Layout annotation records:
----------------------------------------
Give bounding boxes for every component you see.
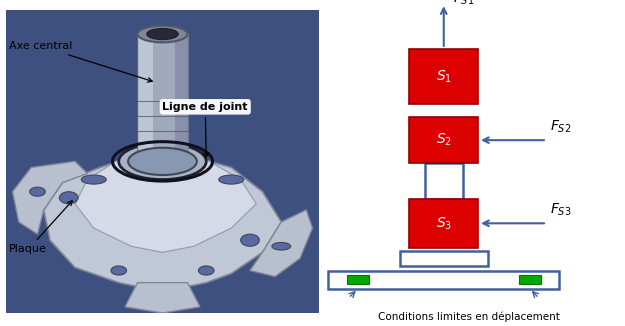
Ellipse shape bbox=[241, 234, 259, 246]
Polygon shape bbox=[250, 210, 312, 276]
Ellipse shape bbox=[147, 29, 178, 39]
Text: $F_{S1}$: $F_{S1}$ bbox=[453, 0, 474, 7]
Bar bbox=[347, 274, 369, 284]
Text: $S_3$: $S_3$ bbox=[436, 215, 452, 231]
Polygon shape bbox=[44, 155, 281, 292]
Ellipse shape bbox=[81, 175, 106, 184]
Polygon shape bbox=[138, 34, 153, 161]
Ellipse shape bbox=[134, 146, 191, 170]
Polygon shape bbox=[75, 149, 256, 252]
Ellipse shape bbox=[199, 266, 214, 275]
Text: $F_{S3}$: $F_{S3}$ bbox=[550, 202, 571, 218]
Polygon shape bbox=[138, 34, 188, 161]
Ellipse shape bbox=[111, 266, 126, 275]
Text: $F_{S2}$: $F_{S2}$ bbox=[550, 119, 571, 135]
Ellipse shape bbox=[59, 192, 78, 204]
Bar bbox=[400, 251, 488, 266]
Polygon shape bbox=[125, 283, 200, 313]
Text: $S_2$: $S_2$ bbox=[436, 132, 452, 148]
Bar bbox=[328, 271, 559, 289]
Ellipse shape bbox=[128, 148, 197, 175]
Text: Ligne de joint: Ligne de joint bbox=[162, 102, 248, 157]
Polygon shape bbox=[175, 34, 188, 161]
Bar bbox=[409, 117, 478, 163]
Text: $S_1$: $S_1$ bbox=[436, 68, 452, 85]
Ellipse shape bbox=[138, 26, 188, 42]
Bar bbox=[409, 199, 478, 248]
Ellipse shape bbox=[30, 187, 46, 196]
Text: Plaque: Plaque bbox=[9, 201, 72, 254]
Bar bbox=[425, 163, 462, 199]
Polygon shape bbox=[12, 161, 88, 234]
Text: Conditions limites en déplacement: Conditions limites en déplacement bbox=[378, 311, 560, 322]
Ellipse shape bbox=[119, 143, 206, 180]
Bar bbox=[409, 49, 478, 104]
Text: Axe central: Axe central bbox=[9, 41, 152, 82]
Ellipse shape bbox=[219, 175, 244, 184]
Ellipse shape bbox=[272, 243, 291, 250]
Bar bbox=[519, 274, 541, 284]
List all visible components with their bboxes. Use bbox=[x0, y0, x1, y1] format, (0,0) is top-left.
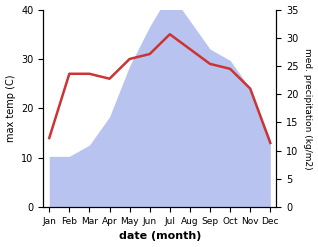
X-axis label: date (month): date (month) bbox=[119, 231, 201, 242]
Y-axis label: max temp (C): max temp (C) bbox=[5, 75, 16, 142]
Y-axis label: med. precipitation (kg/m2): med. precipitation (kg/m2) bbox=[303, 48, 313, 169]
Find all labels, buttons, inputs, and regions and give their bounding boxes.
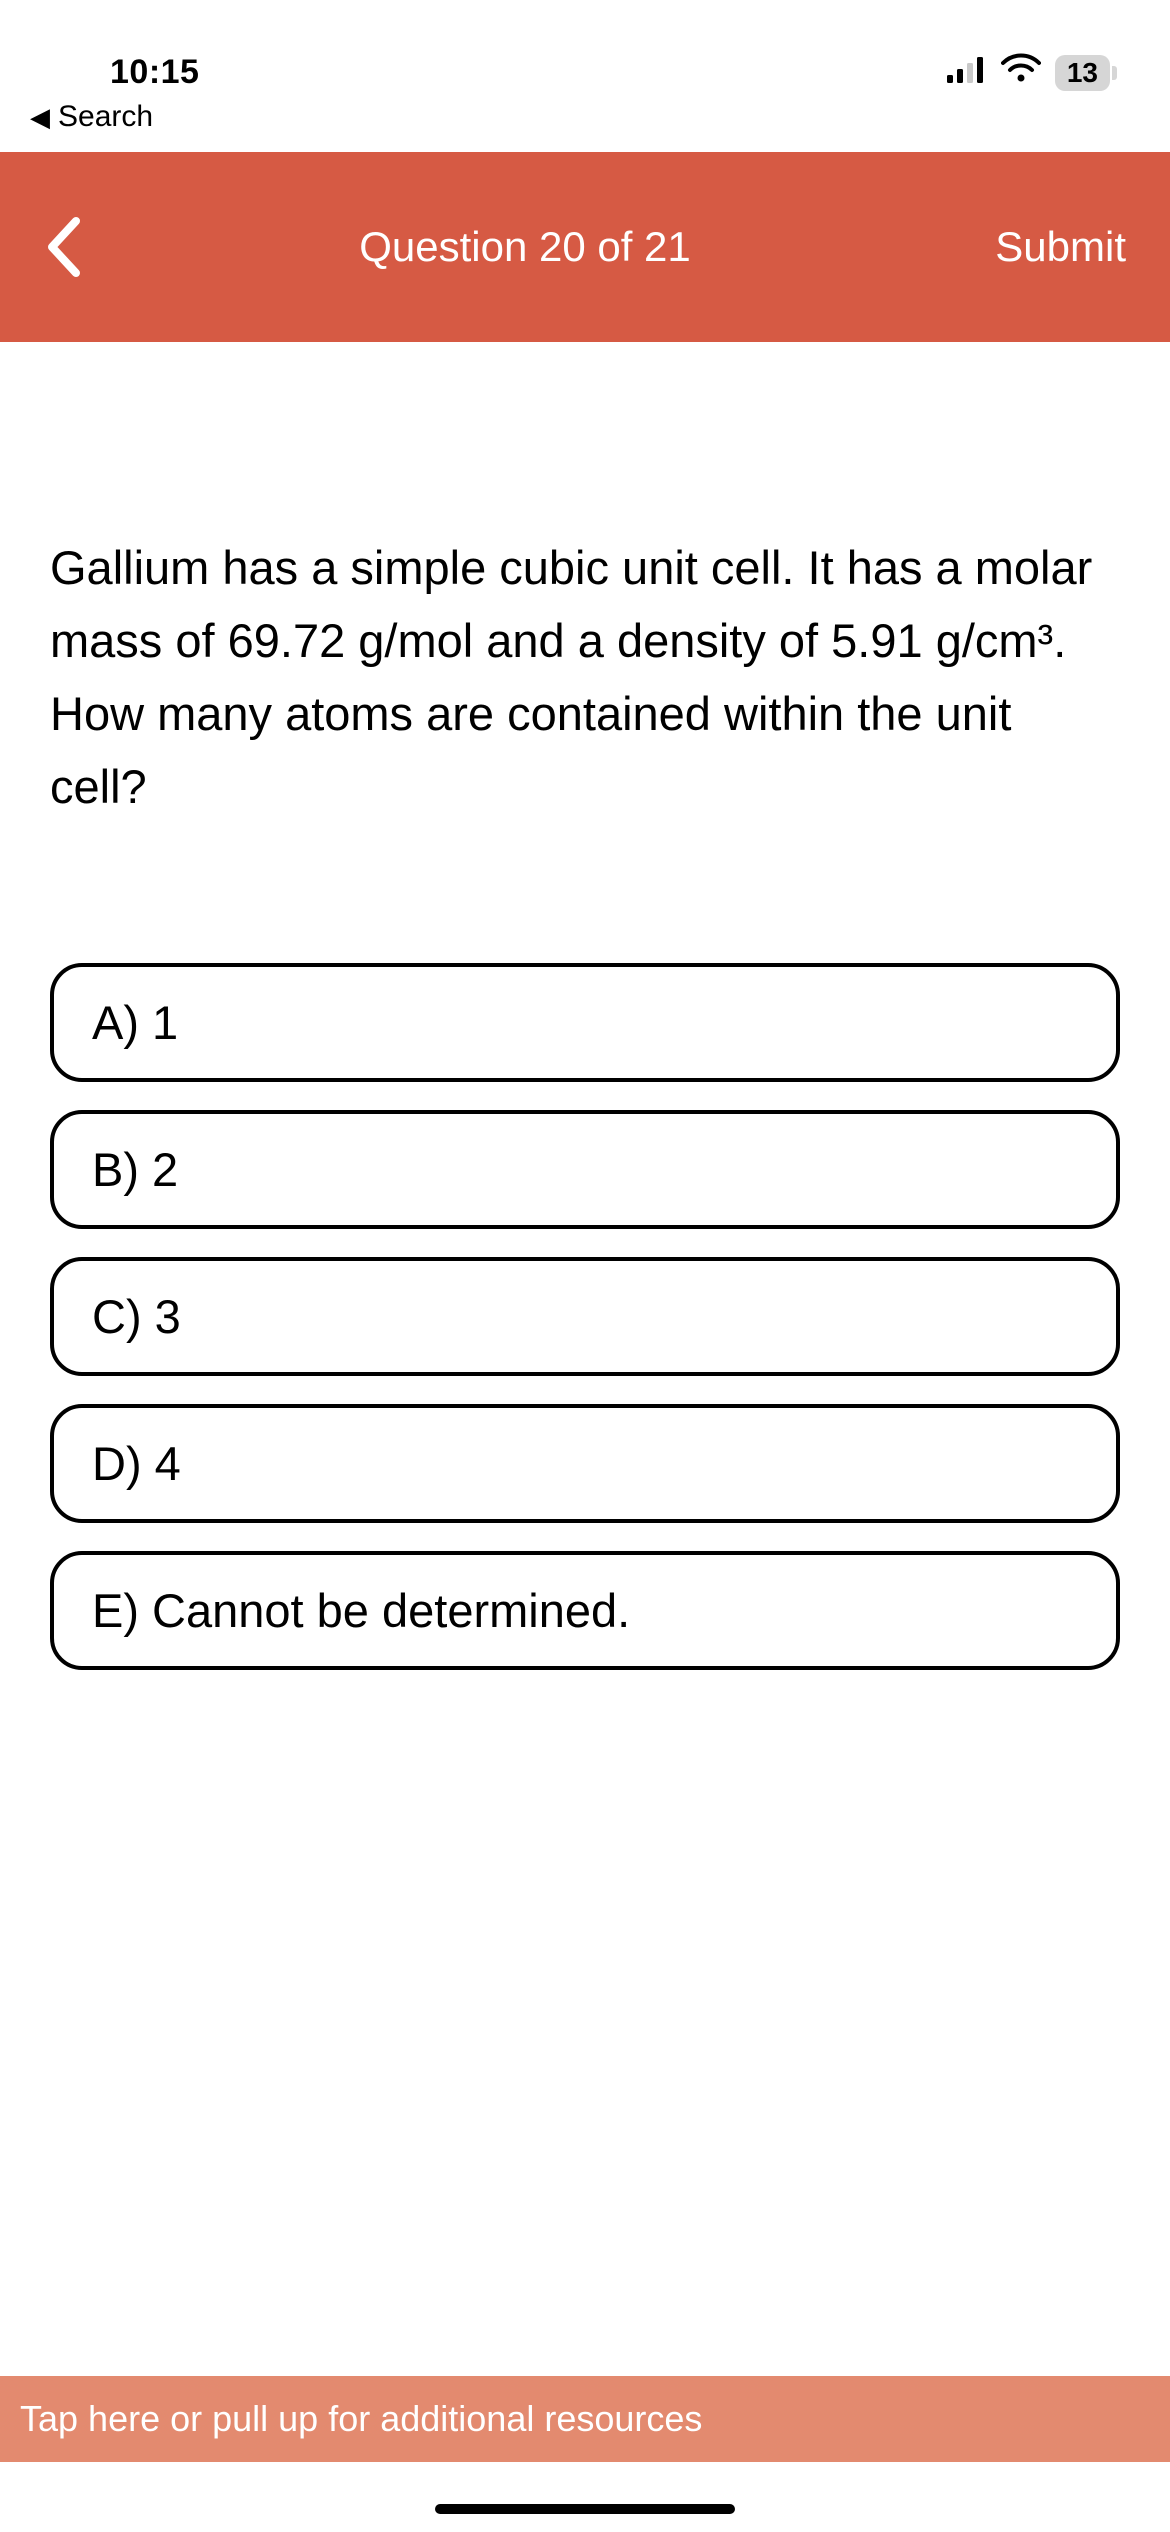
----------------------------------------
#### SHORT EXERCISE:
Reproduce all of the entries above without the pictures, substituting "Oval shape" for "Ellipse shape" wherever it occurs and leaving everything else unchanged.

#### RESPONSE TO THE EXERCISE:
Give bounding boxes for every component you see.
Oval shape bbox=[241, 234, 259, 246]
Polygon shape bbox=[250, 210, 312, 276]
Oval shape bbox=[147, 29, 178, 39]
Text: $F_{S1}$: $F_{S1}$ bbox=[453, 0, 474, 7]
Bar bbox=[347, 274, 369, 284]
Text: $S_3$: $S_3$ bbox=[436, 215, 452, 231]
Polygon shape bbox=[44, 155, 281, 292]
Oval shape bbox=[81, 175, 106, 184]
Polygon shape bbox=[138, 34, 153, 161]
Oval shape bbox=[134, 146, 191, 170]
Polygon shape bbox=[75, 149, 256, 252]
Oval shape bbox=[199, 266, 214, 275]
Text: $F_{S3}$: $F_{S3}$ bbox=[550, 202, 571, 218]
Polygon shape bbox=[138, 34, 188, 161]
Oval shape bbox=[111, 266, 126, 275]
Text: $F_{S2}$: $F_{S2}$ bbox=[550, 119, 571, 135]
Oval shape bbox=[59, 192, 78, 204]
Bar bbox=[400, 251, 488, 266]
Polygon shape bbox=[125, 283, 200, 313]
Text: $S_2$: $S_2$ bbox=[436, 132, 452, 148]
Bar bbox=[328, 271, 559, 289]
Oval shape bbox=[128, 148, 197, 175]
Text: Ligne de joint: Ligne de joint bbox=[162, 102, 248, 157]
Polygon shape bbox=[175, 34, 188, 161]
Bar bbox=[409, 117, 478, 163]
Text: $S_1$: $S_1$ bbox=[436, 68, 452, 85]
Oval shape bbox=[138, 26, 188, 42]
Bar bbox=[409, 199, 478, 248]
Oval shape bbox=[30, 187, 46, 196]
Text: Plaque: Plaque bbox=[9, 201, 72, 254]
Bar bbox=[425, 163, 462, 199]
Polygon shape bbox=[12, 161, 88, 234]
Text: Conditions limites en déplacement: Conditions limites en déplacement bbox=[378, 311, 560, 322]
Oval shape bbox=[119, 143, 206, 180]
Bar bbox=[409, 49, 478, 104]
Text: Axe central: Axe central bbox=[9, 41, 152, 82]
Oval shape bbox=[219, 175, 244, 184]
Oval shape bbox=[272, 243, 291, 250]
Bar bbox=[519, 274, 541, 284]
List all visible components with their bboxes. Use bbox=[x0, y0, x1, y1] format, (0,0) is top-left.
X-axis label: date (month): date (month) bbox=[119, 231, 201, 242]
Y-axis label: max temp (C): max temp (C) bbox=[5, 75, 16, 142]
Y-axis label: med. precipitation (kg/m2): med. precipitation (kg/m2) bbox=[303, 48, 313, 169]
Find all labels, buttons, inputs, and regions and give their bounding boxes.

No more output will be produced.